§ The request
Reproduce the records with each "x-tick-label" replaced by "x-axis-tick", keeping everything else identical.

=== Stored data ===

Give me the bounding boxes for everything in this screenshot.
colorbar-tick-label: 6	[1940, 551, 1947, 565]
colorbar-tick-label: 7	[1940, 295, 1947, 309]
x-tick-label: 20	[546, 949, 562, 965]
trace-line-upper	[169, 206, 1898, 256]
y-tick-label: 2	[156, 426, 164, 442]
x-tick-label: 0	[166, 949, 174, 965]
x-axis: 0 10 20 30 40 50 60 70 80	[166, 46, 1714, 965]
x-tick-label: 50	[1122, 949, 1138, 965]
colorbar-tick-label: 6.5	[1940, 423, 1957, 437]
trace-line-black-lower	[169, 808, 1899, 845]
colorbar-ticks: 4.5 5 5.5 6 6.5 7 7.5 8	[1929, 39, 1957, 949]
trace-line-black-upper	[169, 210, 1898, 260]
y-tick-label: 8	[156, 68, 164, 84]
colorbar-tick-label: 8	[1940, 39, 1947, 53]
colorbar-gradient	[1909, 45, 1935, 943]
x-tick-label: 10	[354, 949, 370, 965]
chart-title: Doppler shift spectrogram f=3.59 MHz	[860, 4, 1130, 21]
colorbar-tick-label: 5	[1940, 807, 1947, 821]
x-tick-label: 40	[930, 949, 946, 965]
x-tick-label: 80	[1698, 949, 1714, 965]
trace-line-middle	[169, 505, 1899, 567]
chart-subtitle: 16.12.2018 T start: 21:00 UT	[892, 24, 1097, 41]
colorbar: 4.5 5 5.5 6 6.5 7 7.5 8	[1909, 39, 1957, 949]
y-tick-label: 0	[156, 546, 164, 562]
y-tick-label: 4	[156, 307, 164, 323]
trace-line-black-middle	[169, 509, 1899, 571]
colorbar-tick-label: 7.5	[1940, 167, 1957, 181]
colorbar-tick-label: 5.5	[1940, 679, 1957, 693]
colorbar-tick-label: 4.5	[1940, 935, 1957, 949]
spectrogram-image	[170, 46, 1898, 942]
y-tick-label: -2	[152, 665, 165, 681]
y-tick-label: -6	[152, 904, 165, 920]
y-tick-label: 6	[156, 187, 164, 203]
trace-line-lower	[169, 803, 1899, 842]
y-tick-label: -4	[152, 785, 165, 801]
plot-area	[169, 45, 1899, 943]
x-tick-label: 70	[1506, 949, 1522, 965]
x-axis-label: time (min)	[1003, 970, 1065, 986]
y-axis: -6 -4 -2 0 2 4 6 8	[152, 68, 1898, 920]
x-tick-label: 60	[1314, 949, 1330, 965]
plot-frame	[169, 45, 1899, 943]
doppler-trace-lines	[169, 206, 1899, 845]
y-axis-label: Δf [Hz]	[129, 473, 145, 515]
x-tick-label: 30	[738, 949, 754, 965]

===

§ Finished task
Give me the bounding boxes for everything in this screenshot.
colorbar-tick-label: 6	[1940, 551, 1947, 565]
colorbar-tick-label: 7	[1940, 295, 1947, 309]
x-axis-tick: 20	[546, 949, 562, 965]
trace-line-upper	[169, 206, 1898, 256]
y-tick-label: 2	[156, 426, 164, 442]
x-axis-tick: 0	[166, 949, 174, 965]
x-axis: 0 10 20 30 40 50 60 70 80	[166, 46, 1714, 965]
x-axis-tick: 50	[1122, 949, 1138, 965]
colorbar-tick-label: 6.5	[1940, 423, 1957, 437]
trace-line-black-lower	[169, 808, 1899, 845]
colorbar-ticks: 4.5 5 5.5 6 6.5 7 7.5 8	[1929, 39, 1957, 949]
trace-line-black-upper	[169, 210, 1898, 260]
y-tick-label: 8	[156, 68, 164, 84]
colorbar-tick-label: 8	[1940, 39, 1947, 53]
colorbar-gradient	[1909, 45, 1935, 943]
x-axis-tick: 10	[354, 949, 370, 965]
chart-title: Doppler shift spectrogram f=3.59 MHz	[860, 4, 1130, 21]
colorbar-tick-label: 5	[1940, 807, 1947, 821]
x-axis-tick: 40	[930, 949, 946, 965]
x-axis-tick: 80	[1698, 949, 1714, 965]
trace-line-middle	[169, 505, 1899, 567]
chart-subtitle: 16.12.2018 T start: 21:00 UT	[892, 24, 1097, 41]
colorbar: 4.5 5 5.5 6 6.5 7 7.5 8	[1909, 39, 1957, 949]
y-tick-label: 0	[156, 546, 164, 562]
y-tick-label: 4	[156, 307, 164, 323]
trace-line-black-middle	[169, 509, 1899, 571]
colorbar-tick-label: 7.5	[1940, 167, 1957, 181]
colorbar-tick-label: 5.5	[1940, 679, 1957, 693]
colorbar-tick-label: 4.5	[1940, 935, 1957, 949]
spectrogram-image	[170, 46, 1898, 942]
y-tick-label: -2	[152, 665, 165, 681]
y-tick-label: -6	[152, 904, 165, 920]
y-tick-label: 6	[156, 187, 164, 203]
trace-line-lower	[169, 803, 1899, 842]
y-tick-label: -4	[152, 785, 165, 801]
plot-area	[169, 45, 1899, 943]
x-axis-tick: 70	[1506, 949, 1522, 965]
x-axis-label: time (min)	[1003, 970, 1065, 986]
y-axis: -6 -4 -2 0 2 4 6 8	[152, 68, 1898, 920]
x-axis-tick: 60	[1314, 949, 1330, 965]
plot-frame	[169, 45, 1899, 943]
doppler-trace-lines	[169, 206, 1899, 845]
y-axis-label: Δf [Hz]	[129, 473, 145, 515]
x-axis-tick: 30	[738, 949, 754, 965]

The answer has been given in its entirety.